Collected data
..............................
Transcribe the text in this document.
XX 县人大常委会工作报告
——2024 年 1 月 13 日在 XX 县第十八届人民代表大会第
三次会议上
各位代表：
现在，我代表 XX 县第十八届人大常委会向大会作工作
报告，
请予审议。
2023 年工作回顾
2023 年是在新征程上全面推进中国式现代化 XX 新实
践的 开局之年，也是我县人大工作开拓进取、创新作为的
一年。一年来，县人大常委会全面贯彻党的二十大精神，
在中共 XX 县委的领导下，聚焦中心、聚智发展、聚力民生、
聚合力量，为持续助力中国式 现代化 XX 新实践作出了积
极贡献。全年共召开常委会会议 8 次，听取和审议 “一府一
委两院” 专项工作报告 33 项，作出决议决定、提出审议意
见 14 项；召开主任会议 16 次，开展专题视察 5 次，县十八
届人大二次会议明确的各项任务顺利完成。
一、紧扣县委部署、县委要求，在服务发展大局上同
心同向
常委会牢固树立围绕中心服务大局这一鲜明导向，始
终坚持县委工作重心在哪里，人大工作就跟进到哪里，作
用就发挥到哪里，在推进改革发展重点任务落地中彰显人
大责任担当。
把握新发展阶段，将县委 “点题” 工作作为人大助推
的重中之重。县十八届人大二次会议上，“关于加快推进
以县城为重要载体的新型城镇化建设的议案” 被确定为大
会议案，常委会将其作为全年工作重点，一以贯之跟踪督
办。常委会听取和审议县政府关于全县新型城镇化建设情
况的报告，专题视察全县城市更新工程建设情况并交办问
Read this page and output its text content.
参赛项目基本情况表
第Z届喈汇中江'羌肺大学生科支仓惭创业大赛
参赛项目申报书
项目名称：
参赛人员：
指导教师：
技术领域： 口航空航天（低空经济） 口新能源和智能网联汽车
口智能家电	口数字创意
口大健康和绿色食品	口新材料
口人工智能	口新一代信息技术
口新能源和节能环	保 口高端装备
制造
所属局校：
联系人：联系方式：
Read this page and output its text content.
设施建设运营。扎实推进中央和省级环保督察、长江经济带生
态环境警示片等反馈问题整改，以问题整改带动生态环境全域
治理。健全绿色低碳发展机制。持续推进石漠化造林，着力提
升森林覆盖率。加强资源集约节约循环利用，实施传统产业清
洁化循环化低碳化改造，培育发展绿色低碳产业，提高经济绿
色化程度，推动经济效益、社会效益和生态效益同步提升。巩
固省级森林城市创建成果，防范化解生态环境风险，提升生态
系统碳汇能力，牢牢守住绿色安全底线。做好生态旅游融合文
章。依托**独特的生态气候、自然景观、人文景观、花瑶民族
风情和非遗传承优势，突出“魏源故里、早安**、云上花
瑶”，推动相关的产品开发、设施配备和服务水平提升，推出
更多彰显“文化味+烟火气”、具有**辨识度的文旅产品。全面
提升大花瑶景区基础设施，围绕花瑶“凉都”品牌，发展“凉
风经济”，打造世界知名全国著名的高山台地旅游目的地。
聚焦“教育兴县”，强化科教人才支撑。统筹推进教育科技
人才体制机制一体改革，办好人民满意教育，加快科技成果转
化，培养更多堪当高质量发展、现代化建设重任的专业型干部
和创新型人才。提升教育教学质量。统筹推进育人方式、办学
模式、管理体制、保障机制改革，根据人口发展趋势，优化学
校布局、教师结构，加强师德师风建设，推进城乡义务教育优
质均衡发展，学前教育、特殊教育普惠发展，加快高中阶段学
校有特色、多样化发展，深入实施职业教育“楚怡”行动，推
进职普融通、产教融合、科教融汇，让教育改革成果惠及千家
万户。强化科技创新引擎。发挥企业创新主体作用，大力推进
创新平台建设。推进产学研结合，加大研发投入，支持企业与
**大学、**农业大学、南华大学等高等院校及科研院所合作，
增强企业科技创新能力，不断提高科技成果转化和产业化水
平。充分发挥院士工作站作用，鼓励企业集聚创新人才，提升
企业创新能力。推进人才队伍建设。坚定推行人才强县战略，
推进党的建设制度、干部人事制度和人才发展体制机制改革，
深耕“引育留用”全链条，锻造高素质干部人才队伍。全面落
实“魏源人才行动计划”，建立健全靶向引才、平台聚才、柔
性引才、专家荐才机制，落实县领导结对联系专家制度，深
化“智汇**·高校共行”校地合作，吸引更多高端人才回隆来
..............................
• Task to carry out
Quote each line above in full, word for word.

• Task solution
Transcribe the text in this document.
XX 县人大常委会工作报告
——2024 年 1 月 13 日在 XX 县第十八届人民代表大会第
三次会议上
各位代表：
现在，我代表 XX 县第十八届人大常委会向大会作工作
报告，
请予审议。
2023 年工作回顾
2023 年是在新征程上全面推进中国式现代化 XX 新实
践的 开局之年，也是我县人大工作开拓进取、创新作为的
一年。一年来，县人大常委会全面贯彻党的二十大精神，
在中共 XX 县委的领导下，聚焦中心、聚智发展、聚力民生、
聚合力量，为持续助力中国式 现代化 XX 新实践作出了积
极贡献。全年共召开常委会会议 8 次，听取和审议 “一府一
委两院” 专项工作报告 33 项，作出决议决定、提出审议意
见 14 项；召开主任会议 16 次，开展专题视察 5 次，县十八
届人大二次会议明确的各项任务顺利完成。
一、紧扣县委部署、县委要求，在服务发展大局上同
心同向
常委会牢固树立围绕中心服务大局这一鲜明导向，始
终坚持县委工作重心在哪里，人大工作就跟进到哪里，作
用就发挥到哪里，在推进改革发展重点任务落地中彰显人
大责任担当。
把握新发展阶段，将县委 “点题” 工作作为人大助推
的重中之重。县十八届人大二次会议上，“关于加快推进
以县城为重要载体的新型城镇化建设的议案” 被确定为大
会议案，常委会将其作为全年工作重点，一以贯之跟踪督
办。常委会听取和审议县政府关于全县新型城镇化建设情
况的报告，专题视察全县城市更新工程建设情况并交办问
Read this page and output its text content.
参赛项目基本情况表
第Z届喈汇中江'羌肺大学生科支仓惭创业大赛
参赛项目申报书
项目名称：
参赛人员：
指导教师：
技术领域： 口航空航天（低空经济） 口新能源和智能网联汽车
口智能家电	口数字创意
口大健康和绿色食品	口新材料
口人工智能	口新一代信息技术
口新能源和节能环	保 口高端装备
制造
所属局校：
联系人：联系方式：
Read this page and output its text content.
设施建设运营。扎实推进中央和省级环保督察、长江经济带生
态环境警示片等反馈问题整改，以问题整改带动生态环境全域
治理。健全绿色低碳发展机制。持续推进石漠化造林，着力提
升森林覆盖率。加强资源集约节约循环利用，实施传统产业清
洁化循环化低碳化改造，培育发展绿色低碳产业，提高经济绿
色化程度，推动经济效益、社会效益和生态效益同步提升。巩
固省级森林城市创建成果，防范化解生态环境风险，提升生态
系统碳汇能力，牢牢守住绿色安全底线。做好生态旅游融合文
章。依托**独特的生态气候、自然景观、人文景观、花瑶民族
风情和非遗传承优势，突出“魏源故里、早安**、云上花
瑶”，推动相关的产品开发、设施配备和服务水平提升，推出
更多彰显“文化味+烟火气”、具有**辨识度的文旅产品。全面
提升大花瑶景区基础设施，围绕花瑶“凉都”品牌，发展“凉
风经济”，打造世界知名全国著名的高山台地旅游目的地。
聚焦“教育兴县”，强化科教人才支撑。统筹推进教育科技
人才体制机制一体改革，办好人民满意教育，加快科技成果转
化，培养更多堪当高质量发展、现代化建设重任的专业型干部
和创新型人才。提升教育教学质量。统筹推进育人方式、办学
模式、管理体制、保障机制改革，根据人口发展趋势，优化学
校布局、教师结构，加强师德师风建设，推进城乡义务教育优
质均衡发展，学前教育、特殊教育普惠发展，加快高中阶段学
校有特色、多样化发展，深入实施职业教育“楚怡”行动，推
进职普融通、产教融合、科教融汇，让教育改革成果惠及千家
万户。强化科技创新引擎。发挥企业创新主体作用，大力推进
创新平台建设。推进产学研结合，加大研发投入，支持企业与
**大学、**农业大学、南华大学等高等院校及科研院所合作，
增强企业科技创新能力，不断提高科技成果转化和产业化水
平。充分发挥院士工作站作用，鼓励企业集聚创新人才，提升
企业创新能力。推进人才队伍建设。坚定推行人才强县战略，
推进党的建设制度、干部人事制度和人才发展体制机制改革，
深耕“引育留用”全链条，锻造高素质干部人才队伍。全面落
实“魏源人才行动计划”，建立健全靶向引才、平台聚才、柔
性引才、专家荐才机制，落实县领导结对联系专家制度，深
化“智汇**·高校共行”校地合作，吸引更多高端人才回隆来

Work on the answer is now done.